• [Aim of the task]:
Type out the data exactly as given. Skip any image.

• [Material for this exercise]:
● ● ●
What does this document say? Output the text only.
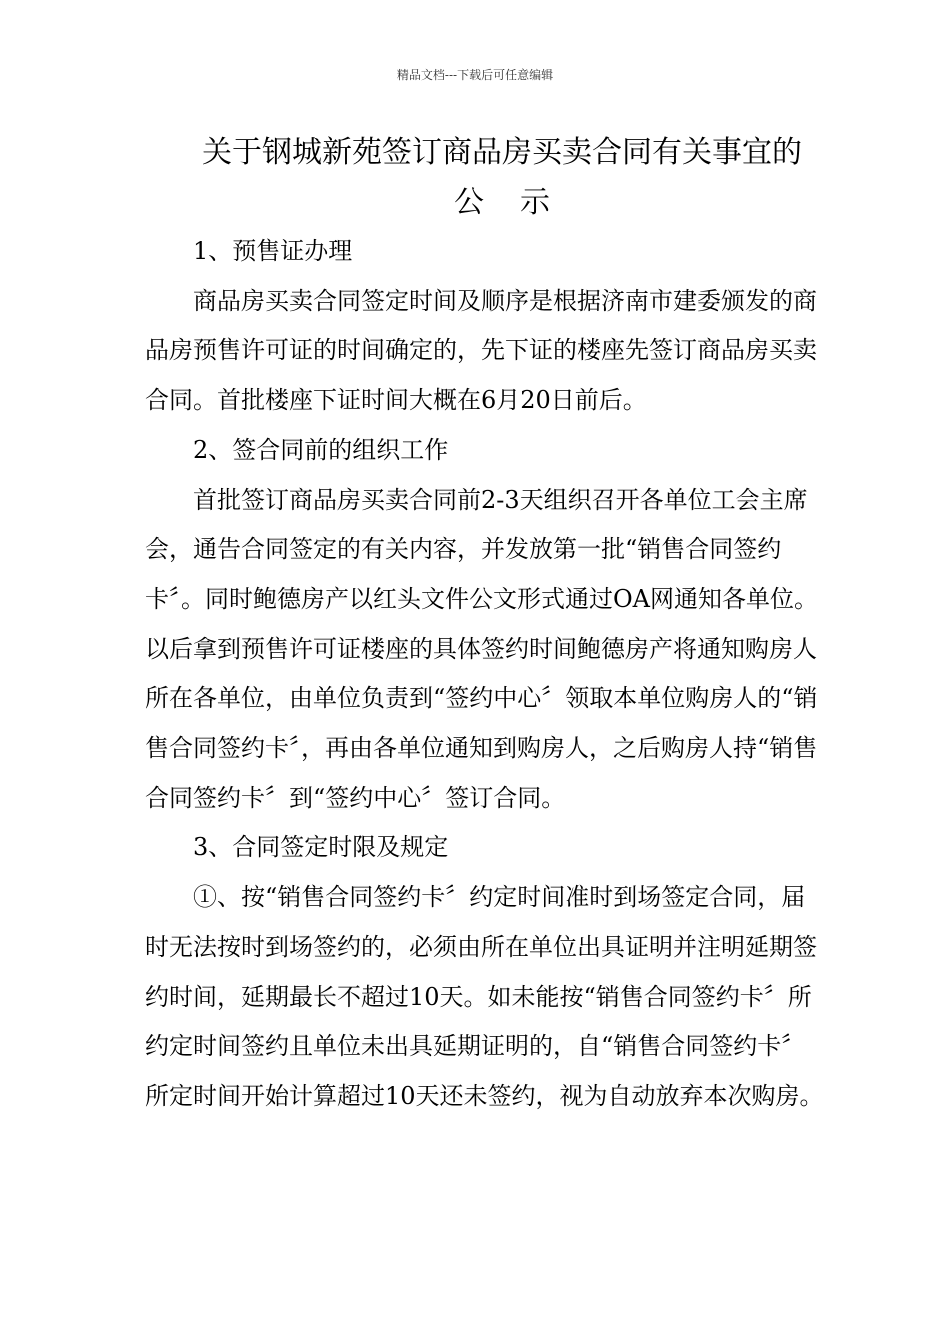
精品文档---下载后可任意编辑
关于钢城新苑签订商品房买卖合同有关事宜的
公示

1、预售证办理

商品房买卖合同签定时间及顺序是根据济南市建委颁发的商品房预售许可证的时间确定的，先下证的楼座先签订商品房买卖合同。首批楼座下证时间大概在6月20日前后。

2、签合同前的组织工作

首批签订商品房买卖合同前2-3天组织召开各单位工会主席会，通告合同签定的有关内容，并发放第一批“销售合同签约卡〞。同时鲍德房产以红头文件公文形式通过OA网通知各单位。以后拿到预售许可证楼座的具体签约时间鲍德房产将通知购房人所在各单位，由单位负责到“签约中心〞领取本单位购房人的“销售合同签约卡〞，再由各单位通知到购房人，之后购房人持“销售合同签约卡〞到“签约中心〞签订合同。

3、合同签定时限及规定

①、按“销售合同签约卡〞约定时间准时到场签定合同，届时无法按时到场签约的，必须由所在单位出具证明并注明延期签约时间，延期最长不超过10天。如未能按“销售合同签约卡〞所约定时间签约且单位未出具延期证明的，自“销售合同签约卡〞所定时间开始计算超过10天还未签约，视为自动放弃本次购房。
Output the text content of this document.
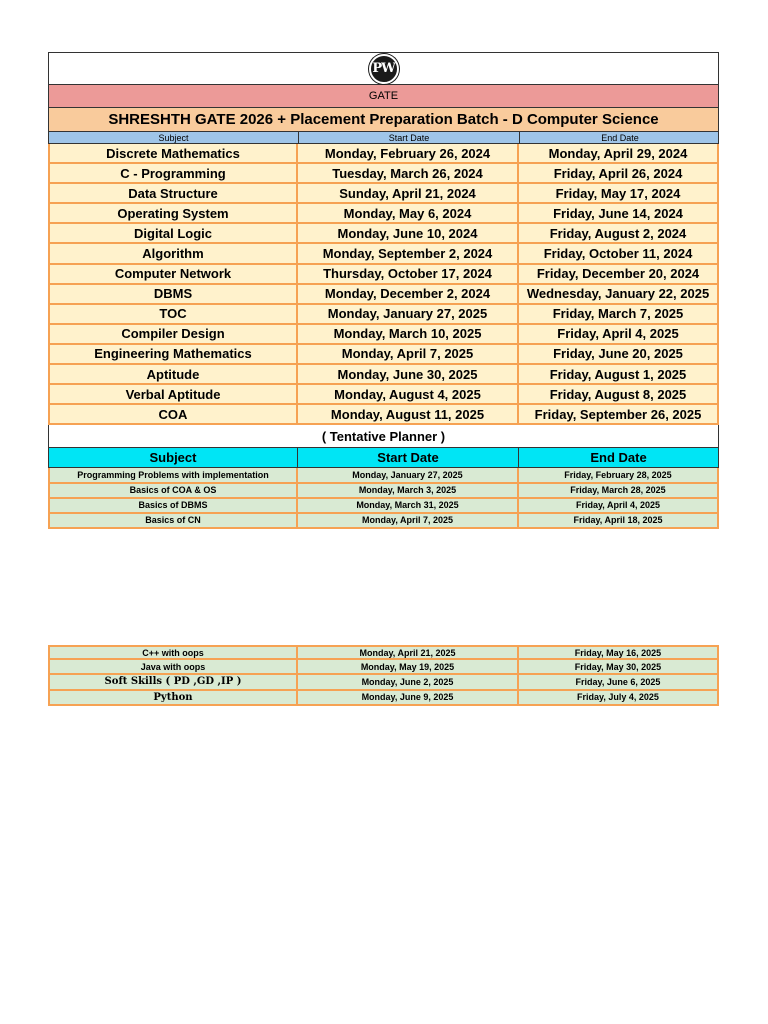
PW
GATE
SHRESHTH GATE 2026 + Placement Preparation Batch - D Computer Science
Subject	Start Date	End Date
Discrete Mathematics	Monday, February 26, 2024	Monday, April 29, 2024
C - Programming	Tuesday, March 26, 2024	Friday, April 26, 2024
Data Structure	Sunday, April 21, 2024	Friday, May 17, 2024
Operating System	Monday, May 6, 2024	Friday, June 14, 2024
Digital Logic	Monday, June 10, 2024	Friday, August 2, 2024
Algorithm	Monday, September 2, 2024	Friday, October 11, 2024
Computer Network	Thursday, October 17, 2024	Friday, December 20, 2024
DBMS	Monday, December 2, 2024	Wednesday, January 22, 2025
TOC	Monday, January 27, 2025	Friday, March 7, 2025
Compiler Design	Monday, March 10, 2025	Friday, April 4, 2025
Engineering Mathematics	Monday, April 7, 2025	Friday, June 20, 2025
Aptitude	Monday, June 30, 2025	Friday, August 1, 2025
Verbal Aptitude	Monday, August 4, 2025	Friday, August 8, 2025
COA	Monday, August 11, 2025	Friday, September 26, 2025
( Tentative Planner )
Subject	Start Date	End Date
Programming Problems with implementation	Monday, January 27, 2025	Friday, February 28, 2025
Basics of COA & OS	Monday, March 3, 2025	Friday, March 28, 2025
Basics of DBMS	Monday, March 31, 2025	Friday, April 4, 2025
Basics of CN	Monday, April 7, 2025	Friday, April 18, 2025
C++ with oops	Monday, April 21, 2025	Friday, May 16, 2025
Java with oops	Monday, May 19, 2025	Friday, May 30, 2025
Soft Skills ( PD ,GD ,IP )	Monday, June 2, 2025	Friday, June 6, 2025
Python	Monday, June 9, 2025	Friday, July 4, 2025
● ● ●
• [Exercise response]:
What does this document say? Output the text only.
精品文档---下载后可任意编辑
关于钢城新苑签订商品房买卖合同有关事宜的
公示

1、预售证办理

商品房买卖合同签定时间及顺序是根据济南市建委颁发的商品房预售许可证的时间确定的，先下证的楼座先签订商品房买卖合同。首批楼座下证时间大概在6月20日前后。

2、签合同前的组织工作

首批签订商品房买卖合同前2-3天组织召开各单位工会主席会，通告合同签定的有关内容，并发放第一批“销售合同签约卡〞。同时鲍德房产以红头文件公文形式通过OA网通知各单位。以后拿到预售许可证楼座的具体签约时间鲍德房产将通知购房人所在各单位，由单位负责到“签约中心〞领取本单位购房人的“销售合同签约卡〞，再由各单位通知到购房人，之后购房人持“销售合同签约卡〞到“签约中心〞签订合同。

3、合同签定时限及规定

①、按“销售合同签约卡〞约定时间准时到场签定合同，届时无法按时到场签约的，必须由所在单位出具证明并注明延期签约时间，延期最长不超过10天。如未能按“销售合同签约卡〞所约定时间签约且单位未出具延期证明的，自“销售合同签约卡〞所定时间开始计算超过10天还未签约，视为自动放弃本次购房。
Output the text content of this document.
PW
GATE
SHRESHTH GATE 2026 + Placement Preparation Batch - D Computer Science
Subject	Start Date	End Date
Discrete Mathematics	Monday, February 26, 2024	Monday, April 29, 2024
C - Programming	Tuesday, March 26, 2024	Friday, April 26, 2024
Data Structure	Sunday, April 21, 2024	Friday, May 17, 2024
Operating System	Monday, May 6, 2024	Friday, June 14, 2024
Digital Logic	Monday, June 10, 2024	Friday, August 2, 2024
Algorithm	Monday, September 2, 2024	Friday, October 11, 2024
Computer Network	Thursday, October 17, 2024	Friday, December 20, 2024
DBMS	Monday, December 2, 2024	Wednesday, January 22, 2025
TOC	Monday, January 27, 2025	Friday, March 7, 2025
Compiler Design	Monday, March 10, 2025	Friday, April 4, 2025
Engineering Mathematics	Monday, April 7, 2025	Friday, June 20, 2025
Aptitude	Monday, June 30, 2025	Friday, August 1, 2025
Verbal Aptitude	Monday, August 4, 2025	Friday, August 8, 2025
COA	Monday, August 11, 2025	Friday, September 26, 2025
( Tentative Planner )
Subject	Start Date	End Date
Programming Problems with implementation	Monday, January 27, 2025	Friday, February 28, 2025
Basics of COA & OS	Monday, March 3, 2025	Friday, March 28, 2025
Basics of DBMS	Monday, March 31, 2025	Friday, April 4, 2025
Basics of CN	Monday, April 7, 2025	Friday, April 18, 2025
C++ with oops	Monday, April 21, 2025	Friday, May 16, 2025
Java with oops	Monday, May 19, 2025	Friday, May 30, 2025
Soft Skills ( PD ,GD ,IP )	Monday, June 2, 2025	Friday, June 6, 2025
Python	Monday, June 9, 2025	Friday, July 4, 2025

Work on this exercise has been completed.